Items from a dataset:
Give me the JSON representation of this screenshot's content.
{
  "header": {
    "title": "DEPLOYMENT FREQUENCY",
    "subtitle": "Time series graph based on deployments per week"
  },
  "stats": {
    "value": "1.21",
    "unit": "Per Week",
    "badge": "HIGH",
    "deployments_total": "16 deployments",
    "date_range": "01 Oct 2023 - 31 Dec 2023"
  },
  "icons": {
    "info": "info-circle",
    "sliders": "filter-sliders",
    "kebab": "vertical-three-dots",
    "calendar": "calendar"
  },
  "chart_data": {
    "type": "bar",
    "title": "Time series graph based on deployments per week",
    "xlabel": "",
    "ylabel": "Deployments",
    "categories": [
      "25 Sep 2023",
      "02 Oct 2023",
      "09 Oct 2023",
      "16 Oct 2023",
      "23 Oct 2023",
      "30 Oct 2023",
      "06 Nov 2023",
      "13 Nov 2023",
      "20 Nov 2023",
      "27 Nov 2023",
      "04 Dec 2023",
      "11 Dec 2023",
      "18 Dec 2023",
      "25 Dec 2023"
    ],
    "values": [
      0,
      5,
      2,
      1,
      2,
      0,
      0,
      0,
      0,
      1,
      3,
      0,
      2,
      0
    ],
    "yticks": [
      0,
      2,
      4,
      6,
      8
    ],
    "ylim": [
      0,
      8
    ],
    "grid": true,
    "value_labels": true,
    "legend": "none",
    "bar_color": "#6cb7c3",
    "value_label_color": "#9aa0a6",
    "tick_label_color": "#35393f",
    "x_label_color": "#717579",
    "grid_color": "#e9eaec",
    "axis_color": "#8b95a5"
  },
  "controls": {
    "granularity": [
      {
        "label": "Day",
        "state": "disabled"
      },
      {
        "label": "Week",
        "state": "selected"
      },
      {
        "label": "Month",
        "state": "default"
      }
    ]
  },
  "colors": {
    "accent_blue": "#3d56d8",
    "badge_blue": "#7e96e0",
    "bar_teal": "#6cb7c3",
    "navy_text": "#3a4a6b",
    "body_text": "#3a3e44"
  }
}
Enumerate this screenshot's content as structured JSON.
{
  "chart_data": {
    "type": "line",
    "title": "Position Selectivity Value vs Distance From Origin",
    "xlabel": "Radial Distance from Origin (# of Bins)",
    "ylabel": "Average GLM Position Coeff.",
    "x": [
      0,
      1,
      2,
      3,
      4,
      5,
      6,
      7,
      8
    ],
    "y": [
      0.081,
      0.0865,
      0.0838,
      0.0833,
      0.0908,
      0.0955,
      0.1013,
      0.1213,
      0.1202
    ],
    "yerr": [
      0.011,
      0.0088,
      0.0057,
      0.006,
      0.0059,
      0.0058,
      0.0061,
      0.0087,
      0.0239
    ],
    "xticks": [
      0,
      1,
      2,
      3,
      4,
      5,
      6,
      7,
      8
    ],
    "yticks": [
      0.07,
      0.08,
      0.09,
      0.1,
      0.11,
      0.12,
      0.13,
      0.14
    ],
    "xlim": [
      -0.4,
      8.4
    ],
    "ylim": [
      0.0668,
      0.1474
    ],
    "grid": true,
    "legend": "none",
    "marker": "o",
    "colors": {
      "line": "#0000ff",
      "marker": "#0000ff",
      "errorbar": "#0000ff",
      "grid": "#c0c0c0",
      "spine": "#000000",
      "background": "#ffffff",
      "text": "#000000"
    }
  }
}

**WHAT IS REQUIRED:**
Print again each line of the listing above, exactly as it appears.

**ANSWER FOR THE TASK:**
Give me the JSON representation of this screenshot's content.
{
  "header": {
    "title": "DEPLOYMENT FREQUENCY",
    "subtitle": "Time series graph based on deployments per week"
  },
  "stats": {
    "value": "1.21",
    "unit": "Per Week",
    "badge": "HIGH",
    "deployments_total": "16 deployments",
    "date_range": "01 Oct 2023 - 31 Dec 2023"
  },
  "icons": {
    "info": "info-circle",
    "sliders": "filter-sliders",
    "kebab": "vertical-three-dots",
    "calendar": "calendar"
  },
  "chart_data": {
    "type": "bar",
    "title": "Time series graph based on deployments per week",
    "xlabel": "",
    "ylabel": "Deployments",
    "categories": [
      "25 Sep 2023",
      "02 Oct 2023",
      "09 Oct 2023",
      "16 Oct 2023",
      "23 Oct 2023",
      "30 Oct 2023",
      "06 Nov 2023",
      "13 Nov 2023",
      "20 Nov 2023",
      "27 Nov 2023",
      "04 Dec 2023",
      "11 Dec 2023",
      "18 Dec 2023",
      "25 Dec 2023"
    ],
    "values": [
      0,
      5,
      2,
      1,
      2,
      0,
      0,
      0,
      0,
      1,
      3,
      0,
      2,
      0
    ],
    "yticks": [
      0,
      2,
      4,
      6,
      8
    ],
    "ylim": [
      0,
      8
    ],
    "grid": true,
    "value_labels": true,
    "legend": "none",
    "bar_color": "#6cb7c3",
    "value_label_color": "#9aa0a6",
    "tick_label_color": "#35393f",
    "x_label_color": "#717579",
    "grid_color": "#e9eaec",
    "axis_color": "#8b95a5"
  },
  "controls": {
    "granularity": [
      {
        "label": "Day",
        "state": "disabled"
      },
      {
        "label": "Week",
        "state": "selected"
      },
      {
        "label": "Month",
        "state": "default"
      }
    ]
  },
  "colors": {
    "accent_blue": "#3d56d8",
    "badge_blue": "#7e96e0",
    "bar_teal": "#6cb7c3",
    "navy_text": "#3a4a6b",
    "body_text": "#3a3e44"
  }
}
Enumerate this screenshot's content as structured JSON.
{
  "chart_data": {
    "type": "line",
    "title": "Position Selectivity Value vs Distance From Origin",
    "xlabel": "Radial Distance from Origin (# of Bins)",
    "ylabel": "Average GLM Position Coeff.",
    "x": [
      0,
      1,
      2,
      3,
      4,
      5,
      6,
      7,
      8
    ],
    "y": [
      0.081,
      0.0865,
      0.0838,
      0.0833,
      0.0908,
      0.0955,
      0.1013,
      0.1213,
      0.1202
    ],
    "yerr": [
      0.011,
      0.0088,
      0.0057,
      0.006,
      0.0059,
      0.0058,
      0.0061,
      0.0087,
      0.0239
    ],
    "xticks": [
      0,
      1,
      2,
      3,
      4,
      5,
      6,
      7,
      8
    ],
    "yticks": [
      0.07,
      0.08,
      0.09,
      0.1,
      0.11,
      0.12,
      0.13,
      0.14
    ],
    "xlim": [
      -0.4,
      8.4
    ],
    "ylim": [
      0.0668,
      0.1474
    ],
    "grid": true,
    "legend": "none",
    "marker": "o",
    "colors": {
      "line": "#0000ff",
      "marker": "#0000ff",
      "errorbar": "#0000ff",
      "grid": "#c0c0c0",
      "spine": "#000000",
      "background": "#ffffff",
      "text": "#000000"
    }
  }
}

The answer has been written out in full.